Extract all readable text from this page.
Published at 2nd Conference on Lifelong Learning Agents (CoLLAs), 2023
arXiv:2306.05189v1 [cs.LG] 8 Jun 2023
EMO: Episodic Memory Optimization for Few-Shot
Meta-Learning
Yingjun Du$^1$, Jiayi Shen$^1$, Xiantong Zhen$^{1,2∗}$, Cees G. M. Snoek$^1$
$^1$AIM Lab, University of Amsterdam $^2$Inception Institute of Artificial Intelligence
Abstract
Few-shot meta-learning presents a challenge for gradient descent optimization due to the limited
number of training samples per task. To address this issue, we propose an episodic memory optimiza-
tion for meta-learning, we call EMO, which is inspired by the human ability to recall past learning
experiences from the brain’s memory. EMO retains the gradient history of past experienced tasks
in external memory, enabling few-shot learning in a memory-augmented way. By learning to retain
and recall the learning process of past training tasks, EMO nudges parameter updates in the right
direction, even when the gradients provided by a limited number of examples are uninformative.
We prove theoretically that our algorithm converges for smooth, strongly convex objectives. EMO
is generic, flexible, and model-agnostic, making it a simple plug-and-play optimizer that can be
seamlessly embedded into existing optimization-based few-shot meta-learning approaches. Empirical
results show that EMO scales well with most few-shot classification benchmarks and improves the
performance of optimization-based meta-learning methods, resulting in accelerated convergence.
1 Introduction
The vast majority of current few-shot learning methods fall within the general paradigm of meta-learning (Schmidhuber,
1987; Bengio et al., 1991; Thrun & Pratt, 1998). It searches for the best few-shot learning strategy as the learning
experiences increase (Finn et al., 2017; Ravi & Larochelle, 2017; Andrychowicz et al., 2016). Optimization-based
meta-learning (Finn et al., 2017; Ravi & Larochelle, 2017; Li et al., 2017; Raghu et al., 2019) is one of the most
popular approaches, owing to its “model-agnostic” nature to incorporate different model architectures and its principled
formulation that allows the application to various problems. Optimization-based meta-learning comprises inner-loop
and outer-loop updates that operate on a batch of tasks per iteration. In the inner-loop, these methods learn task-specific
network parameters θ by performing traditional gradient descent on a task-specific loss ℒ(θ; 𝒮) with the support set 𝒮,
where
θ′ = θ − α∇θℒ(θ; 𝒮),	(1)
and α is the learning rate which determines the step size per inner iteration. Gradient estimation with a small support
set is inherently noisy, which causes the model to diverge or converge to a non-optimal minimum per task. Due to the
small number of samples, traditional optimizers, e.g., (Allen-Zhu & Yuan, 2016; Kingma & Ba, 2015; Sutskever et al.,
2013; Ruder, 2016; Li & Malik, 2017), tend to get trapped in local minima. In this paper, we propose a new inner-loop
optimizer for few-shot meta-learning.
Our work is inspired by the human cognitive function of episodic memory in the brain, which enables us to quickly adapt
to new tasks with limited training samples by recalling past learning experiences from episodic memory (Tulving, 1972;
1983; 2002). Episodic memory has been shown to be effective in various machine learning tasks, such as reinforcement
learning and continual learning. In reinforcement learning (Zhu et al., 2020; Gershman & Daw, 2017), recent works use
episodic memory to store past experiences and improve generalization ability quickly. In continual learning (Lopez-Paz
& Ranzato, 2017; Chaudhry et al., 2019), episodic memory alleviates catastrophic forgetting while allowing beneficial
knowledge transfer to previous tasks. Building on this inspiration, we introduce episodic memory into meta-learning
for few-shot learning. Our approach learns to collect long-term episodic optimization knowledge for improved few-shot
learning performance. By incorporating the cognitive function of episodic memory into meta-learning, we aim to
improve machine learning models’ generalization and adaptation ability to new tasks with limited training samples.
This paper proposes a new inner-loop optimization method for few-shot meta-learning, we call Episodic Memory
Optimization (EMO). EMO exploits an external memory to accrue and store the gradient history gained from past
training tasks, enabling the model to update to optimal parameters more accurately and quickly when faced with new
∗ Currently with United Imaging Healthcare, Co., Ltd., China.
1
_ _ _ _ _ _ _
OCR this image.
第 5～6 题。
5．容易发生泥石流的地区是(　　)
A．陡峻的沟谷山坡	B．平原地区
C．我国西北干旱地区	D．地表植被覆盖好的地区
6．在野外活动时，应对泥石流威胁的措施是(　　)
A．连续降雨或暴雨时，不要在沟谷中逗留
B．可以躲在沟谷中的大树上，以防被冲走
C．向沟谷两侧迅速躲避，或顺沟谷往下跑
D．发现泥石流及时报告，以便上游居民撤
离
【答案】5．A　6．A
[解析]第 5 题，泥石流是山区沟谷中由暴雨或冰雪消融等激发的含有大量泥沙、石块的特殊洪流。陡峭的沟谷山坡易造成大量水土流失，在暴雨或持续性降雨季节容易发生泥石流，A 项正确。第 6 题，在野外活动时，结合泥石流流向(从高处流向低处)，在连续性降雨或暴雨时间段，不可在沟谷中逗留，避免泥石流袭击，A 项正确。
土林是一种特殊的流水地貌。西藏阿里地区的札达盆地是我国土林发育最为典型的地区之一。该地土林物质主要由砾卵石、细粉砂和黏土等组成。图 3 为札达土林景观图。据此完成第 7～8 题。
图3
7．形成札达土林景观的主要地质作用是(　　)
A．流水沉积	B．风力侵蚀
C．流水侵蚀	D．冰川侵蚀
_ _ _ _ _ _ _
### [Instruction]
Copy all lines of the listing above that contain the string "Larochelle".

### [Reply]
experiences increase (Finn et al., 2017; Ravi & Larochelle, 2017; Andrychowicz et al., 2016). Optimization-based
meta-learning (Finn et al., 2017; Ravi & Larochelle, 2017; Li et al., 2017; Raghu et al., 2019) is one of the most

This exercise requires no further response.